Doch zunächst ist es Vincent van Gogh nicht gestattet, das Gelände der Anstalt zu verlassen, sodass er viele Stunden im Garten sitzt und künstlerische Studien zu allerlei Phänomenen der Natur beginnt. Van Gogh sah die provenzalische Welt mit anderen Augen. In wahrlich neuen Dimensionen verewigte er seinen Ausblick, seine Spaziergänge und Pausen im Garten der Anlage mit detaillierten Studien der provenzalischen Landschaft. Formen, Farben, Strukturen – alles wirkte lebendig, farbenfroh und aufgeweckt; so, wie van Gogh die Provence wahrnahm. Seine Malerei kommt dabei nicht nur ihm selbst zugute. Auch andere Patienten finden Gefallen an ihrem künstlerischen Mitbewohner, dessen Schaffen und Malen auf dem Gelände der Heilanstalt allgemeine Abwechslung und Freude bringt. Wenig später, im Juni 1889, darf van Gogh die Mauern des Klosters verlassen und beginnt so bald seine neuen Freiheiten zu genießen. Doch ihm fällt immer wieder auf, wie gefangen er sich in der Anstalt fühlt und welchen negativen Einfluss die anderen Patienten auf ihn haben. Trotz der Möglichkeit seiner geliebten Freilichtmalerei in solch einer Landschaft nachgehen zu können, erleidet Vincent immer wieder Anfälle aufgrund der bedrückenden Stimmung im Sanatorium. Der leitende Arzt wollte ihm sogar das Malen verbieten, nachdem van Gogh mehrmals Farbe geschluckt haben soll. Langsam fühlt sich van Gogh auch hier immer mehr unwillkommen und gefangen in einer Rolle, die nicht seiner Person entspricht. Im Herbst 1889 erklärt er daher seinem Bruder Theo, dass er – komme, was wolle – aus Saint-Rémy weg möchte. Doch Theo, stets besorgt um seinen kranken Bruder und in engem Kontakt mit den leitenden Ärzten, steht nun im Zwiespalt. Auf der einen Seite möchte er seinen Bruder endlich glücklich sehen, doch sieht er auch die Gefahren, die eine unzureichende medizinische Versorgung Vincents mit sich bringen könnten. So sucht er nach einem alternativen Ort, wo Vincent gleichzeitig Künstler sein kann und in guter Versorgung ist. Theo gelangt an seinen Künstlerfreund Paul Gachet, der eigentlich ein ausgebildeter Arzt ist und unweit von Paris wohnt. Gachet erklärt sich bereit, sich um Vincent zu kümmern, was die van Gogh-Geschwister ebenfalls erfreut, nun wieder näher beieinander leben zu können. Gut ein Jahr nach seiner Ankunft in der Nähe von Saint-Rémy verlässt Vincent van Gogh die Anstalt und macht sich auf den Weg nach Auvers-sur-Oise, wo er seine letzten zwei Lebensmonate verbringen wird.
__________________________________________________
AUFGABENDETAILS:
Wann darf van Gogh laut dem Text über seine Zeit in Saint-Rémy die Mauern des Klosters verlassen?

[Gesammelte Daten]
__________________________________________________
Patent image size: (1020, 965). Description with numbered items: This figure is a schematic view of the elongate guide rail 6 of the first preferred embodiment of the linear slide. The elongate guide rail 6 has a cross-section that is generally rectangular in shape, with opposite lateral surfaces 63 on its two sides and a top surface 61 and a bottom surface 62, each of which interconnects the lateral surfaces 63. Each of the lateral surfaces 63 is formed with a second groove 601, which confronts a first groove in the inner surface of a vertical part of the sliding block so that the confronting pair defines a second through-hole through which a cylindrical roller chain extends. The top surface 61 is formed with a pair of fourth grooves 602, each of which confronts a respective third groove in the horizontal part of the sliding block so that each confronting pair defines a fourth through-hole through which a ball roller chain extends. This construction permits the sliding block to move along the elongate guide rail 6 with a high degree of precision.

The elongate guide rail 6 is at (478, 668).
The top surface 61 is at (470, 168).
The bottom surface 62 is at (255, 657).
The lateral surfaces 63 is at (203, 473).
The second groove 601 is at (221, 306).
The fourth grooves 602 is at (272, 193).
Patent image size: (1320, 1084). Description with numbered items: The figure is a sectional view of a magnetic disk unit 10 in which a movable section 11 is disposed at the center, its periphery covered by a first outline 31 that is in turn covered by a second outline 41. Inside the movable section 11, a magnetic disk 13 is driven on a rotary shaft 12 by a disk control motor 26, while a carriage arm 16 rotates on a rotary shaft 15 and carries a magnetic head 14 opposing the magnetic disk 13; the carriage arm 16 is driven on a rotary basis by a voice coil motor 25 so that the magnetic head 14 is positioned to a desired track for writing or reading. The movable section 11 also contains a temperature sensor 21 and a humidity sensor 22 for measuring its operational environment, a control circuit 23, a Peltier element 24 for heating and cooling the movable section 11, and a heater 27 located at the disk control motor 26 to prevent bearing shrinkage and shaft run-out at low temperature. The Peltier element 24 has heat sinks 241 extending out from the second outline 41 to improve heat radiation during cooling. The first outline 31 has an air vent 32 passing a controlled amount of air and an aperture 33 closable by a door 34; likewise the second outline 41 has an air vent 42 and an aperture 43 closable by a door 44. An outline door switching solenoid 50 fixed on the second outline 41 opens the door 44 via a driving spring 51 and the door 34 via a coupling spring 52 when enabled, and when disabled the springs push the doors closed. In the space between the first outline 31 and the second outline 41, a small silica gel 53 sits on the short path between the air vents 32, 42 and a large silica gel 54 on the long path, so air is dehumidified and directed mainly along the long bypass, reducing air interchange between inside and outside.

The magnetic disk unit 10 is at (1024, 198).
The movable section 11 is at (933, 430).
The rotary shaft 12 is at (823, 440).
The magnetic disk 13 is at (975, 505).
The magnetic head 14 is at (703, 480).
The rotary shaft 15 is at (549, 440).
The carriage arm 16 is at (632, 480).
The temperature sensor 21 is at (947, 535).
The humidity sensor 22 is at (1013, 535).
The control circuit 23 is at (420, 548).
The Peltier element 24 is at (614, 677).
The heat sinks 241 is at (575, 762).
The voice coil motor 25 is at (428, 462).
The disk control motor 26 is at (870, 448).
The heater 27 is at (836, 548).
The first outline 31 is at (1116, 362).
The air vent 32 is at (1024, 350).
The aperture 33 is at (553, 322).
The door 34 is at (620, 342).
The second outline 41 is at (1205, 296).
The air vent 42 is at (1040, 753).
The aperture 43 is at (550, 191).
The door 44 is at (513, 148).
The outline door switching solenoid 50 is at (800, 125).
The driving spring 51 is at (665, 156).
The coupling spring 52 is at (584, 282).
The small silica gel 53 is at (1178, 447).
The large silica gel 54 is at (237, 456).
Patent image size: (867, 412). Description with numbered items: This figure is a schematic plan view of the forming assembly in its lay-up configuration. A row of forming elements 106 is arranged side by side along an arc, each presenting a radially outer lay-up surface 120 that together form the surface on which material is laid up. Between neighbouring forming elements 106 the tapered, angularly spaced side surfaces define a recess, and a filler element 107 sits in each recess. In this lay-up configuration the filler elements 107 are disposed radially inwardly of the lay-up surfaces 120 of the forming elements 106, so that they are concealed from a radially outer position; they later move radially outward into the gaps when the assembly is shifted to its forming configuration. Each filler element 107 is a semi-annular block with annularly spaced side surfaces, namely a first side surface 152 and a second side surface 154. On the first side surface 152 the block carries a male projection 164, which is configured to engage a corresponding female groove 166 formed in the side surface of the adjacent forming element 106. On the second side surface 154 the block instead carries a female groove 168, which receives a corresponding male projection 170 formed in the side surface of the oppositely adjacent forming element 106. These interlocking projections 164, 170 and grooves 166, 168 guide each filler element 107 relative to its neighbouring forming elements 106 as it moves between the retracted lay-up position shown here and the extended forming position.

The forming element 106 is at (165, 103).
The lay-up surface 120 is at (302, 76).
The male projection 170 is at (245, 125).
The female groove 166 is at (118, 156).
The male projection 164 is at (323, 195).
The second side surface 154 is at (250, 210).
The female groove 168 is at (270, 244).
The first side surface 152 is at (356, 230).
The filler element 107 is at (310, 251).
__________________________________________________
ANTWORT:
Im Juni 1889.